Stated goal →
In your copy, include every line of the listing below exactly but none of the pictures.

── Material supplied

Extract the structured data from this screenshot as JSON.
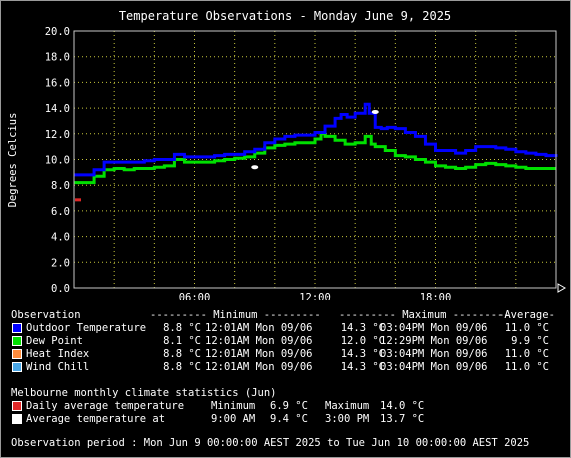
{
  "chart_data": {
    "type": "line",
    "title": "Temperature Observations - Monday June 9, 2025",
    "ylabel": "Degrees Celcius",
    "xlabel": "",
    "ylim": [
      0,
      20
    ],
    "yticks": [
      "0.0",
      "2.0",
      "4.0",
      "6.0",
      "8.0",
      "10.0",
      "12.0",
      "14.0",
      "16.0",
      "18.0",
      "20.0"
    ],
    "xlim": [
      0,
      24
    ],
    "xticks": [
      {
        "x": 6,
        "label": "06:00"
      },
      {
        "x": 12,
        "label": "12:00"
      },
      {
        "x": 18,
        "label": "18:00"
      }
    ],
    "grid": true,
    "colors": {
      "background": "#000000",
      "grid": "#c8c83c",
      "outdoor": "#0000ff",
      "dew": "#00e000",
      "heat": "#ff8c3c",
      "wind": "#4aa8e8",
      "daily_avg": "#e02828",
      "avg_marker": "#ffffff"
    },
    "series": [
      {
        "name": "Outdoor Temperature",
        "color": "#0000ff",
        "x": [
          0,
          0.5,
          1,
          1.5,
          2,
          2.5,
          3,
          3.5,
          4,
          4.5,
          5,
          5.5,
          6,
          6.5,
          7,
          7.5,
          8,
          8.5,
          9,
          9.5,
          10,
          10.5,
          11,
          11.5,
          12,
          12.5,
          13,
          13.3,
          13.6,
          14,
          14.5,
          14.7,
          15,
          15.3,
          15.6,
          16,
          16.5,
          17,
          17.5,
          18,
          18.5,
          19,
          19.5,
          20,
          20.5,
          21,
          21.5,
          22,
          22.5,
          23,
          23.5,
          24
        ],
        "values": [
          8.8,
          8.8,
          9.2,
          9.8,
          9.8,
          9.8,
          9.8,
          9.9,
          10.0,
          10.0,
          10.4,
          10.2,
          10.2,
          10.2,
          10.3,
          10.4,
          10.4,
          10.6,
          10.8,
          11.3,
          11.6,
          11.8,
          11.9,
          11.9,
          12.1,
          12.6,
          13.2,
          13.5,
          13.3,
          13.6,
          14.3,
          13.6,
          12.5,
          12.4,
          12.5,
          12.4,
          12.1,
          11.8,
          11.2,
          10.7,
          10.7,
          10.5,
          10.7,
          11.0,
          11.0,
          10.9,
          10.8,
          10.6,
          10.5,
          10.4,
          10.3,
          10.2
        ]
      },
      {
        "name": "Dew Point",
        "color": "#00e000",
        "x": [
          0,
          0.5,
          1,
          1.5,
          2,
          2.5,
          3,
          3.5,
          4,
          4.5,
          5,
          5.5,
          6,
          6.5,
          7,
          7.5,
          8,
          8.5,
          9,
          9.5,
          10,
          10.5,
          11,
          11.5,
          12,
          12.3,
          12.5,
          13,
          13.5,
          14,
          14.5,
          14.8,
          15,
          15.5,
          16,
          16.5,
          17,
          17.5,
          18,
          18.5,
          19,
          19.5,
          20,
          20.5,
          21,
          21.5,
          22,
          22.5,
          23,
          23.5,
          24
        ],
        "values": [
          8.2,
          8.2,
          8.7,
          9.2,
          9.3,
          9.2,
          9.3,
          9.3,
          9.4,
          9.5,
          10.0,
          9.8,
          9.8,
          9.8,
          9.9,
          10.0,
          10.1,
          10.2,
          10.5,
          10.9,
          11.1,
          11.2,
          11.3,
          11.3,
          11.6,
          12.0,
          11.8,
          11.5,
          11.2,
          11.3,
          11.8,
          11.2,
          11.0,
          10.7,
          10.3,
          10.2,
          10.0,
          9.8,
          9.5,
          9.4,
          9.3,
          9.4,
          9.6,
          9.7,
          9.6,
          9.5,
          9.4,
          9.3,
          9.3,
          9.3,
          9.3
        ]
      },
      {
        "name": "Heat Index",
        "color": "#ff8c3c"
      },
      {
        "name": "Wind Chill",
        "color": "#4aa8e8"
      }
    ],
    "markers": [
      {
        "name": "Daily average temperature",
        "x": 0,
        "y": 6.9,
        "color": "#e02828"
      },
      {
        "name": "Average temperature",
        "x": 9,
        "y": 9.4,
        "color": "#ffffff"
      },
      {
        "name": "Average temperature",
        "x": 15,
        "y": 13.7,
        "color": "#ffffff"
      }
    ]
  },
  "stats": {
    "header": {
      "observation": "Observation",
      "minimum": "--------- Minimum ---------",
      "maximum": "--------- Maximum ---------",
      "average": "-Average-"
    },
    "rows": [
      {
        "label": "Outdoor Temperature",
        "color": "#0000ff",
        "min": "8.8 °C",
        "min_at": "12:01AM Mon 09/06",
        "max": "14.3 °C",
        "max_at": "03:04PM Mon 09/06",
        "avg": "11.0 °C"
      },
      {
        "label": "Dew Point",
        "color": "#00e000",
        "min": "8.1 °C",
        "min_at": "12:01AM Mon 09/06",
        "max": "12.0 °C",
        "max_at": "12:29PM Mon 09/06",
        "avg": "9.9 °C"
      },
      {
        "label": "Heat Index",
        "color": "#ff8c3c",
        "min": "8.8 °C",
        "min_at": "12:01AM Mon 09/06",
        "max": "14.3 °C",
        "max_at": "03:04PM Mon 09/06",
        "avg": "11.0 °C"
      },
      {
        "label": "Wind Chill",
        "color": "#4aa8e8",
        "min": "8.8 °C",
        "min_at": "12:01AM Mon 09/06",
        "max": "14.3 °C",
        "max_at": "03:04PM Mon 09/06",
        "avg": "11.0 °C"
      }
    ]
  },
  "climate": {
    "title": "Melbourne monthly climate statistics (Jun)",
    "daily_label": "Daily average temperature",
    "daily_color": "#e02828",
    "daily_min_label": "Minimum",
    "daily_min": "6.9 °C",
    "daily_max_label": "Maximum",
    "daily_max": "14.0 °C",
    "avg_label": "Average temperature at",
    "avg_color": "#ffffff",
    "avg1_time": "9:00 AM",
    "avg1_val": "9.4 °C",
    "avg2_time": "3:00 PM",
    "avg2_val": "13.7 °C"
  },
  "period": "Observation period : Mon Jun 9 00:00:00 AEST 2025 to Tue Jun 10 00:00:00 AEST 2025"
}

────

Solution to the exercise →
Extract the structured data from this screenshot as JSON.
{
  "chart_data": {
    "type": "line",
    "title": "Temperature Observations - Monday June 9, 2025",
    "ylabel": "Degrees Celcius",
    "xlabel": "",
    "ylim": [
      0,
      20
    ],
    "yticks": [
      "0.0",
      "2.0",
      "4.0",
      "6.0",
      "8.0",
      "10.0",
      "12.0",
      "14.0",
      "16.0",
      "18.0",
      "20.0"
    ],
    "xlim": [
      0,
      24
    ],
    "xticks": [
      {
        "x": 6,
        "label": "06:00"
      },
      {
        "x": 12,
        "label": "12:00"
      },
      {
        "x": 18,
        "label": "18:00"
      }
    ],
    "grid": true,
    "colors": {
      "background": "#000000",
      "grid": "#c8c83c",
      "outdoor": "#0000ff",
      "dew": "#00e000",
      "heat": "#ff8c3c",
      "wind": "#4aa8e8",
      "daily_avg": "#e02828",
      "avg_marker": "#ffffff"
    },
    "series": [
      {
        "name": "Outdoor Temperature",
        "color": "#0000ff",
        "x": [
          0,
          0.5,
          1,
          1.5,
          2,
          2.5,
          3,
          3.5,
          4,
          4.5,
          5,
          5.5,
          6,
          6.5,
          7,
          7.5,
          8,
          8.5,
          9,
          9.5,
          10,
          10.5,
          11,
          11.5,
          12,
          12.5,
          13,
          13.3,
          13.6,
          14,
          14.5,
          14.7,
          15,
          15.3,
          15.6,
          16,
          16.5,
          17,
          17.5,
          18,
          18.5,
          19,
          19.5,
          20,
          20.5,
          21,
          21.5,
          22,
          22.5,
          23,
          23.5,
          24
        ],
        "values": [
          8.8,
          8.8,
          9.2,
          9.8,
          9.8,
          9.8,
          9.8,
          9.9,
          10.0,
          10.0,
          10.4,
          10.2,
          10.2,
          10.2,
          10.3,
          10.4,
          10.4,
          10.6,
          10.8,
          11.3,
          11.6,
          11.8,
          11.9,
          11.9,
          12.1,
          12.6,
          13.2,
          13.5,
          13.3,
          13.6,
          14.3,
          13.6,
          12.5,
          12.4,
          12.5,
          12.4,
          12.1,
          11.8,
          11.2,
          10.7,
          10.7,
          10.5,
          10.7,
          11.0,
          11.0,
          10.9,
          10.8,
          10.6,
          10.5,
          10.4,
          10.3,
          10.2
        ]
      },
      {
        "name": "Dew Point",
        "color": "#00e000",
        "x": [
          0,
          0.5,
          1,
          1.5,
          2,
          2.5,
          3,
          3.5,
          4,
          4.5,
          5,
          5.5,
          6,
          6.5,
          7,
          7.5,
          8,
          8.5,
          9,
          9.5,
          10,
          10.5,
          11,
          11.5,
          12,
          12.3,
          12.5,
          13,
          13.5,
          14,
          14.5,
          14.8,
          15,
          15.5,
          16,
          16.5,
          17,
          17.5,
          18,
          18.5,
          19,
          19.5,
          20,
          20.5,
          21,
          21.5,
          22,
          22.5,
          23,
          23.5,
          24
        ],
        "values": [
          8.2,
          8.2,
          8.7,
          9.2,
          9.3,
          9.2,
          9.3,
          9.3,
          9.4,
          9.5,
          10.0,
          9.8,
          9.8,
          9.8,
          9.9,
          10.0,
          10.1,
          10.2,
          10.5,
          10.9,
          11.1,
          11.2,
          11.3,
          11.3,
          11.6,
          12.0,
          11.8,
          11.5,
          11.2,
          11.3,
          11.8,
          11.2,
          11.0,
          10.7,
          10.3,
          10.2,
          10.0,
          9.8,
          9.5,
          9.4,
          9.3,
          9.4,
          9.6,
          9.7,
          9.6,
          9.5,
          9.4,
          9.3,
          9.3,
          9.3,
          9.3
        ]
      },
      {
        "name": "Heat Index",
        "color": "#ff8c3c"
      },
      {
        "name": "Wind Chill",
        "color": "#4aa8e8"
      }
    ],
    "markers": [
      {
        "name": "Daily average temperature",
        "x": 0,
        "y": 6.9,
        "color": "#e02828"
      },
      {
        "name": "Average temperature",
        "x": 9,
        "y": 9.4,
        "color": "#ffffff"
      },
      {
        "name": "Average temperature",
        "x": 15,
        "y": 13.7,
        "color": "#ffffff"
      }
    ]
  },
  "stats": {
    "header": {
      "observation": "Observation",
      "minimum": "--------- Minimum ---------",
      "maximum": "--------- Maximum ---------",
      "average": "-Average-"
    },
    "rows": [
      {
        "label": "Outdoor Temperature",
        "color": "#0000ff",
        "min": "8.8 °C",
        "min_at": "12:01AM Mon 09/06",
        "max": "14.3 °C",
        "max_at": "03:04PM Mon 09/06",
        "avg": "11.0 °C"
      },
      {
        "label": "Dew Point",
        "color": "#00e000",
        "min": "8.1 °C",
        "min_at": "12:01AM Mon 09/06",
        "max": "12.0 °C",
        "max_at": "12:29PM Mon 09/06",
        "avg": "9.9 °C"
      },
      {
        "label": "Heat Index",
        "color": "#ff8c3c",
        "min": "8.8 °C",
        "min_at": "12:01AM Mon 09/06",
        "max": "14.3 °C",
        "max_at": "03:04PM Mon 09/06",
        "avg": "11.0 °C"
      },
      {
        "label": "Wind Chill",
        "color": "#4aa8e8",
        "min": "8.8 °C",
        "min_at": "12:01AM Mon 09/06",
        "max": "14.3 °C",
        "max_at": "03:04PM Mon 09/06",
        "avg": "11.0 °C"
      }
    ]
  },
  "climate": {
    "title": "Melbourne monthly climate statistics (Jun)",
    "daily_label": "Daily average temperature",
    "daily_color": "#e02828",
    "daily_min_label": "Minimum",
    "daily_min": "6.9 °C",
    "daily_max_label": "Maximum",
    "daily_max": "14.0 °C",
    "avg_label": "Average temperature at",
    "avg_color": "#ffffff",
    "avg1_time": "9:00 AM",
    "avg1_val": "9.4 °C",
    "avg2_time": "3:00 PM",
    "avg2_val": "13.7 °C"
  },
  "period": "Observation period : Mon Jun 9 00:00:00 AEST 2025 to Tue Jun 10 00:00:00 AEST 2025"
}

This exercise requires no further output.